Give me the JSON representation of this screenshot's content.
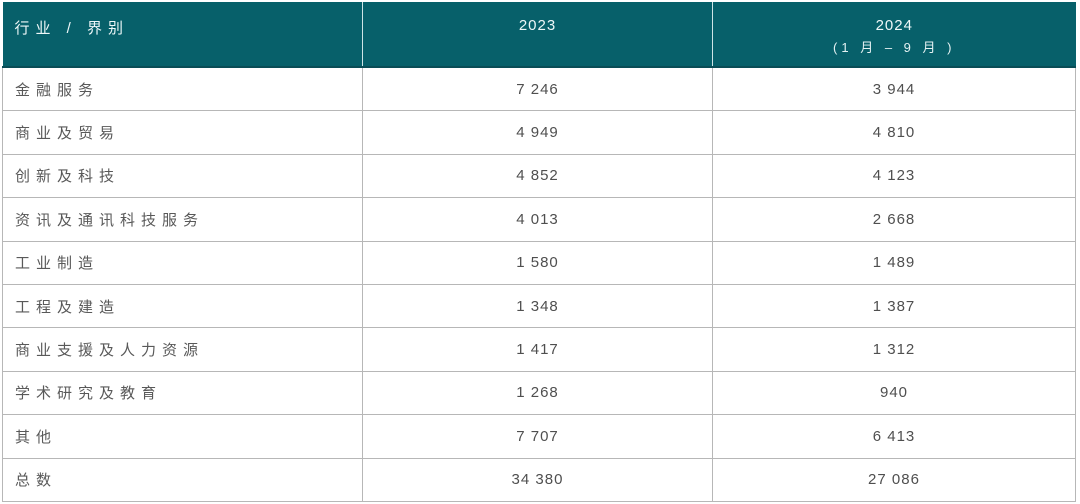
{
  "chart_data": {
    "type": "table",
    "title": "",
    "columns": [
      "行业 / 界别",
      "2023",
      "2024 (1 月 – 9 月)"
    ],
    "categories": [
      "金融服务",
      "商业及贸易",
      "创新及科技",
      "资讯及通讯科技服务",
      "工业制造",
      "工程及建造",
      "商业支援及人力资源",
      "学术研究及教育",
      "其他",
      "总数"
    ],
    "series": [
      {
        "name": "2023",
        "values": [
          7246,
          4949,
          4852,
          4013,
          1580,
          1348,
          1417,
          1268,
          7707,
          34380
        ]
      },
      {
        "name": "2024 (1 月 – 9 月)",
        "values": [
          3944,
          4810,
          4123,
          2668,
          1489,
          1387,
          1312,
          940,
          6413,
          27086
        ]
      }
    ]
  },
  "table": {
    "columns": [
      {
        "label": "行业 / 界别"
      },
      {
        "label": "2023"
      },
      {
        "label": "2024",
        "sublabel": "(1 月  –  9 月 )"
      }
    ],
    "rows": [
      {
        "label": "金融服务",
        "y2023": "7 246",
        "y2024": "3 944"
      },
      {
        "label": "商业及贸易",
        "y2023": "4 949",
        "y2024": "4 810"
      },
      {
        "label": "创新及科技",
        "y2023": "4 852",
        "y2024": "4 123"
      },
      {
        "label": "资讯及通讯科技服务",
        "y2023": "4 013",
        "y2024": "2 668"
      },
      {
        "label": "工业制造",
        "y2023": "1 580",
        "y2024": "1 489"
      },
      {
        "label": "工程及建造",
        "y2023": "1 348",
        "y2024": "1 387"
      },
      {
        "label": "商业支援及人力资源",
        "y2023": "1 417",
        "y2024": "1 312"
      },
      {
        "label": "学术研究及教育",
        "y2023": "1 268",
        "y2024": "940"
      },
      {
        "label": "其他",
        "y2023": "7 707",
        "y2024": "6 413"
      },
      {
        "label": "总数",
        "y2023": "34 380",
        "y2024": "27 086"
      }
    ]
  },
  "colors": {
    "header_bg": "#07606a",
    "header_text": "#eef7f8",
    "header_divider": "#cfe4e6",
    "header_bottom_border": "#0a4d56",
    "grid_border": "#b7b7b7",
    "label_text": "#595959",
    "value_text": "#4f4f4f",
    "page_bg": "#ffffff"
  }
}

Goal
Reproduce the full material exactly, excluding the pictures.

Correct result
Give me the JSON representation of this screenshot's content.
{
  "chart_data": {
    "type": "table",
    "title": "",
    "columns": [
      "行业 / 界别",
      "2023",
      "2024 (1 月 – 9 月)"
    ],
    "categories": [
      "金融服务",
      "商业及贸易",
      "创新及科技",
      "资讯及通讯科技服务",
      "工业制造",
      "工程及建造",
      "商业支援及人力资源",
      "学术研究及教育",
      "其他",
      "总数"
    ],
    "series": [
      {
        "name": "2023",
        "values": [
          7246,
          4949,
          4852,
          4013,
          1580,
          1348,
          1417,
          1268,
          7707,
          34380
        ]
      },
      {
        "name": "2024 (1 月 – 9 月)",
        "values": [
          3944,
          4810,
          4123,
          2668,
          1489,
          1387,
          1312,
          940,
          6413,
          27086
        ]
      }
    ]
  },
  "table": {
    "columns": [
      {
        "label": "行业 / 界别"
      },
      {
        "label": "2023"
      },
      {
        "label": "2024",
        "sublabel": "(1 月  –  9 月 )"
      }
    ],
    "rows": [
      {
        "label": "金融服务",
        "y2023": "7 246",
        "y2024": "3 944"
      },
      {
        "label": "商业及贸易",
        "y2023": "4 949",
        "y2024": "4 810"
      },
      {
        "label": "创新及科技",
        "y2023": "4 852",
        "y2024": "4 123"
      },
      {
        "label": "资讯及通讯科技服务",
        "y2023": "4 013",
        "y2024": "2 668"
      },
      {
        "label": "工业制造",
        "y2023": "1 580",
        "y2024": "1 489"
      },
      {
        "label": "工程及建造",
        "y2023": "1 348",
        "y2024": "1 387"
      },
      {
        "label": "商业支援及人力资源",
        "y2023": "1 417",
        "y2024": "1 312"
      },
      {
        "label": "学术研究及教育",
        "y2023": "1 268",
        "y2024": "940"
      },
      {
        "label": "其他",
        "y2023": "7 707",
        "y2024": "6 413"
      },
      {
        "label": "总数",
        "y2023": "34 380",
        "y2024": "27 086"
      }
    ]
  },
  "colors": {
    "header_bg": "#07606a",
    "header_text": "#eef7f8",
    "header_divider": "#cfe4e6",
    "header_bottom_border": "#0a4d56",
    "grid_border": "#b7b7b7",
    "label_text": "#595959",
    "value_text": "#4f4f4f",
    "page_bg": "#ffffff"
  }
}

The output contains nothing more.